▸ **Exercise task**:
Quote the listing in full, exactly as given, minus any pictures.

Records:
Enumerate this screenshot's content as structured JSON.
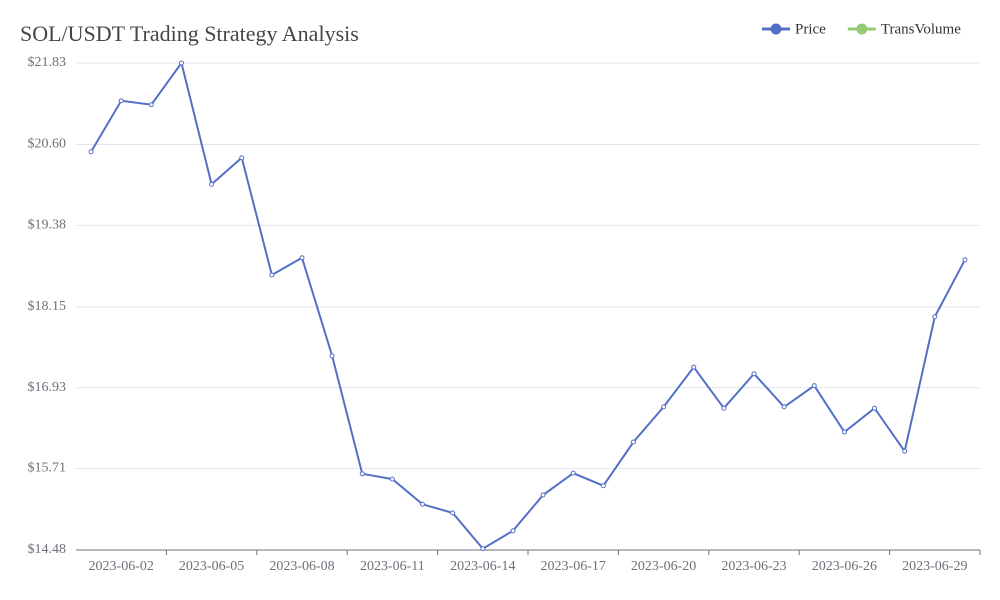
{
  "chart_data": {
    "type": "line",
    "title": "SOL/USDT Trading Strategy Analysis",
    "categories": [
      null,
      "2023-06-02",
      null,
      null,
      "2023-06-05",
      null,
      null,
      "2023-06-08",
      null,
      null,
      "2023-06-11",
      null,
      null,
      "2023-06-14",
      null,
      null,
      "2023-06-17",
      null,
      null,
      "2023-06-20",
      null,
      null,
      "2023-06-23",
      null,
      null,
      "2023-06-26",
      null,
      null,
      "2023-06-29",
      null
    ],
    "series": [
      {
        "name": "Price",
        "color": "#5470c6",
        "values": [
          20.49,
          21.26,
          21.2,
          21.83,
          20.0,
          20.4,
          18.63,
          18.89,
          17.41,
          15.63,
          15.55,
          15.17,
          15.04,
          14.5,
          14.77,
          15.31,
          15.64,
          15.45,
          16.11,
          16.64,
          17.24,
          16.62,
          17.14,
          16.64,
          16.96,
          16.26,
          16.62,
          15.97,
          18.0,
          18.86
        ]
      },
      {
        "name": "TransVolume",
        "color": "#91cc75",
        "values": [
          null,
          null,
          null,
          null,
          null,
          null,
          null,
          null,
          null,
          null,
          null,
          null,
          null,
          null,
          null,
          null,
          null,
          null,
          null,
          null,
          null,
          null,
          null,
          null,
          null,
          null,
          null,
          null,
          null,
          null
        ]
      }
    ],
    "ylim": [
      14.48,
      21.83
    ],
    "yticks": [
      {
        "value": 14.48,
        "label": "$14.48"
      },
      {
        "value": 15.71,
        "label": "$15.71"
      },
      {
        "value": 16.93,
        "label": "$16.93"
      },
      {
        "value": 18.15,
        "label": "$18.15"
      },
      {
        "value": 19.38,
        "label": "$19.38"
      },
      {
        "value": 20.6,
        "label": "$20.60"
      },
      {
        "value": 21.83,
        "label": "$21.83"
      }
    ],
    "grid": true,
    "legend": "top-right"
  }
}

▸ **Final result**:
Enumerate this screenshot's content as structured JSON.
{
  "chart_data": {
    "type": "line",
    "title": "SOL/USDT Trading Strategy Analysis",
    "categories": [
      null,
      "2023-06-02",
      null,
      null,
      "2023-06-05",
      null,
      null,
      "2023-06-08",
      null,
      null,
      "2023-06-11",
      null,
      null,
      "2023-06-14",
      null,
      null,
      "2023-06-17",
      null,
      null,
      "2023-06-20",
      null,
      null,
      "2023-06-23",
      null,
      null,
      "2023-06-26",
      null,
      null,
      "2023-06-29",
      null
    ],
    "series": [
      {
        "name": "Price",
        "color": "#5470c6",
        "values": [
          20.49,
          21.26,
          21.2,
          21.83,
          20.0,
          20.4,
          18.63,
          18.89,
          17.41,
          15.63,
          15.55,
          15.17,
          15.04,
          14.5,
          14.77,
          15.31,
          15.64,
          15.45,
          16.11,
          16.64,
          17.24,
          16.62,
          17.14,
          16.64,
          16.96,
          16.26,
          16.62,
          15.97,
          18.0,
          18.86
        ]
      },
      {
        "name": "TransVolume",
        "color": "#91cc75",
        "values": [
          null,
          null,
          null,
          null,
          null,
          null,
          null,
          null,
          null,
          null,
          null,
          null,
          null,
          null,
          null,
          null,
          null,
          null,
          null,
          null,
          null,
          null,
          null,
          null,
          null,
          null,
          null,
          null,
          null,
          null
        ]
      }
    ],
    "ylim": [
      14.48,
      21.83
    ],
    "yticks": [
      {
        "value": 14.48,
        "label": "$14.48"
      },
      {
        "value": 15.71,
        "label": "$15.71"
      },
      {
        "value": 16.93,
        "label": "$16.93"
      },
      {
        "value": 18.15,
        "label": "$18.15"
      },
      {
        "value": 19.38,
        "label": "$19.38"
      },
      {
        "value": 20.6,
        "label": "$20.60"
      },
      {
        "value": 21.83,
        "label": "$21.83"
      }
    ],
    "grid": true,
    "legend": "top-right"
  }
}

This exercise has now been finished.